Extracted records:
--------
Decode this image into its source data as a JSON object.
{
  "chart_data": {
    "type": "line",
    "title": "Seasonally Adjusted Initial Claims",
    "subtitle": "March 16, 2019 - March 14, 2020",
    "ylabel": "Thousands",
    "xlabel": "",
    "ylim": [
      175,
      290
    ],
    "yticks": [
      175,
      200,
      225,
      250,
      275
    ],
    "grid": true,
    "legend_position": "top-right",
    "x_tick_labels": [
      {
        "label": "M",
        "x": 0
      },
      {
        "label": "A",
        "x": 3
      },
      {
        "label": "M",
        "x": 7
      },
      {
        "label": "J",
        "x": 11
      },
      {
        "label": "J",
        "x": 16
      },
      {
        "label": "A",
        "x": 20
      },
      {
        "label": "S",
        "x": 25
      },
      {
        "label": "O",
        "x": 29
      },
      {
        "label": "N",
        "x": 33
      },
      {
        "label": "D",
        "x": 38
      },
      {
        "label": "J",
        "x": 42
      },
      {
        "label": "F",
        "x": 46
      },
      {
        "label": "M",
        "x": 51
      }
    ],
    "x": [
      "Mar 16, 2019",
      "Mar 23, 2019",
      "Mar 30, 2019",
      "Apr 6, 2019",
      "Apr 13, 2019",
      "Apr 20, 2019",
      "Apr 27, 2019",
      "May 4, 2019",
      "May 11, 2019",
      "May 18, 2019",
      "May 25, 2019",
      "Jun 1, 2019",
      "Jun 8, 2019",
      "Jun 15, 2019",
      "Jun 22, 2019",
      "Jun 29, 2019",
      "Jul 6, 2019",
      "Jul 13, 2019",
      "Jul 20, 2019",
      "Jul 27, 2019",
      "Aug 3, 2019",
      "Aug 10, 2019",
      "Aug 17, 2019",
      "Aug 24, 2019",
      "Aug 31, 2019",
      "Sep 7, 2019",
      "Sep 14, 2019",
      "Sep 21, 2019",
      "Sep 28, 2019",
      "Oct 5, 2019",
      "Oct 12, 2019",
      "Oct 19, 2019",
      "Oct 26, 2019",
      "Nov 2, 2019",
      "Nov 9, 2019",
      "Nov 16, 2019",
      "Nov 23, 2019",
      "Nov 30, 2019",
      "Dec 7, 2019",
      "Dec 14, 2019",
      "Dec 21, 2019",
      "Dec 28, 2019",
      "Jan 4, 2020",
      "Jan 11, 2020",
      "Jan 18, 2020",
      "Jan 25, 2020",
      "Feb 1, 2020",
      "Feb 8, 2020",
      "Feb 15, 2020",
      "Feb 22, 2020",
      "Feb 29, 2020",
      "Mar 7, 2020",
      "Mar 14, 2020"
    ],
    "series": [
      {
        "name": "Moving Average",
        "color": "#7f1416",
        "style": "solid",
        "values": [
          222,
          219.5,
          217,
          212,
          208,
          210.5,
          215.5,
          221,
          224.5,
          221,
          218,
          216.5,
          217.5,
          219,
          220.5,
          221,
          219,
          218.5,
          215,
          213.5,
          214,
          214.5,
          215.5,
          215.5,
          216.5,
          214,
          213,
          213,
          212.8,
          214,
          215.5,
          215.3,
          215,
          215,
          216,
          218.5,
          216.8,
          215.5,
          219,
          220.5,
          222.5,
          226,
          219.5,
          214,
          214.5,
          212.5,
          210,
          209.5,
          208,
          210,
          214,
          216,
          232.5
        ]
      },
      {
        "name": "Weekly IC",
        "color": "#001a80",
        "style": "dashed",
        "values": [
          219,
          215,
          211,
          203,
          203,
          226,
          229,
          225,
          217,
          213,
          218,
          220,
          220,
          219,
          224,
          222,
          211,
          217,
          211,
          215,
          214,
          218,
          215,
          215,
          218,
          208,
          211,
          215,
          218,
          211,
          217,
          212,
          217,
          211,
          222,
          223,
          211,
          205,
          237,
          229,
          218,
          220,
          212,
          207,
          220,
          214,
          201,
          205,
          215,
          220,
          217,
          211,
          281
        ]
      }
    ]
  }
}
--------
Exercise goal:
From the data above, extract every line in its exact form.

Correct response:
Decode this image into its source data as a JSON object.
{
  "chart_data": {
    "type": "line",
    "title": "Seasonally Adjusted Initial Claims",
    "subtitle": "March 16, 2019 - March 14, 2020",
    "ylabel": "Thousands",
    "xlabel": "",
    "ylim": [
      175,
      290
    ],
    "yticks": [
      175,
      200,
      225,
      250,
      275
    ],
    "grid": true,
    "legend_position": "top-right",
    "x_tick_labels": [
      {
        "label": "M",
        "x": 0
      },
      {
        "label": "A",
        "x": 3
      },
      {
        "label": "M",
        "x": 7
      },
      {
        "label": "J",
        "x": 11
      },
      {
        "label": "J",
        "x": 16
      },
      {
        "label": "A",
        "x": 20
      },
      {
        "label": "S",
        "x": 25
      },
      {
        "label": "O",
        "x": 29
      },
      {
        "label": "N",
        "x": 33
      },
      {
        "label": "D",
        "x": 38
      },
      {
        "label": "J",
        "x": 42
      },
      {
        "label": "F",
        "x": 46
      },
      {
        "label": "M",
        "x": 51
      }
    ],
    "x": [
      "Mar 16, 2019",
      "Mar 23, 2019",
      "Mar 30, 2019",
      "Apr 6, 2019",
      "Apr 13, 2019",
      "Apr 20, 2019",
      "Apr 27, 2019",
      "May 4, 2019",
      "May 11, 2019",
      "May 18, 2019",
      "May 25, 2019",
      "Jun 1, 2019",
      "Jun 8, 2019",
      "Jun 15, 2019",
      "Jun 22, 2019",
      "Jun 29, 2019",
      "Jul 6, 2019",
      "Jul 13, 2019",
      "Jul 20, 2019",
      "Jul 27, 2019",
      "Aug 3, 2019",
      "Aug 10, 2019",
      "Aug 17, 2019",
      "Aug 24, 2019",
      "Aug 31, 2019",
      "Sep 7, 2019",
      "Sep 14, 2019",
      "Sep 21, 2019",
      "Sep 28, 2019",
      "Oct 5, 2019",
      "Oct 12, 2019",
      "Oct 19, 2019",
      "Oct 26, 2019",
      "Nov 2, 2019",
      "Nov 9, 2019",
      "Nov 16, 2019",
      "Nov 23, 2019",
      "Nov 30, 2019",
      "Dec 7, 2019",
      "Dec 14, 2019",
      "Dec 21, 2019",
      "Dec 28, 2019",
      "Jan 4, 2020",
      "Jan 11, 2020",
      "Jan 18, 2020",
      "Jan 25, 2020",
      "Feb 1, 2020",
      "Feb 8, 2020",
      "Feb 15, 2020",
      "Feb 22, 2020",
      "Feb 29, 2020",
      "Mar 7, 2020",
      "Mar 14, 2020"
    ],
    "series": [
      {
        "name": "Moving Average",
        "color": "#7f1416",
        "style": "solid",
        "values": [
          222,
          219.5,
          217,
          212,
          208,
          210.5,
          215.5,
          221,
          224.5,
          221,
          218,
          216.5,
          217.5,
          219,
          220.5,
          221,
          219,
          218.5,
          215,
          213.5,
          214,
          214.5,
          215.5,
          215.5,
          216.5,
          214,
          213,
          213,
          212.8,
          214,
          215.5,
          215.3,
          215,
          215,
          216,
          218.5,
          216.8,
          215.5,
          219,
          220.5,
          222.5,
          226,
          219.5,
          214,
          214.5,
          212.5,
          210,
          209.5,
          208,
          210,
          214,
          216,
          232.5
        ]
      },
      {
        "name": "Weekly IC",
        "color": "#001a80",
        "style": "dashed",
        "values": [
          219,
          215,
          211,
          203,
          203,
          226,
          229,
          225,
          217,
          213,
          218,
          220,
          220,
          219,
          224,
          222,
          211,
          217,
          211,
          215,
          214,
          218,
          215,
          215,
          218,
          208,
          211,
          215,
          218,
          211,
          217,
          212,
          217,
          211,
          222,
          223,
          211,
          205,
          237,
          229,
          218,
          220,
          212,
          207,
          220,
          214,
          201,
          205,
          215,
          220,
          217,
          211,
          281
        ]
      }
    ]
  }
}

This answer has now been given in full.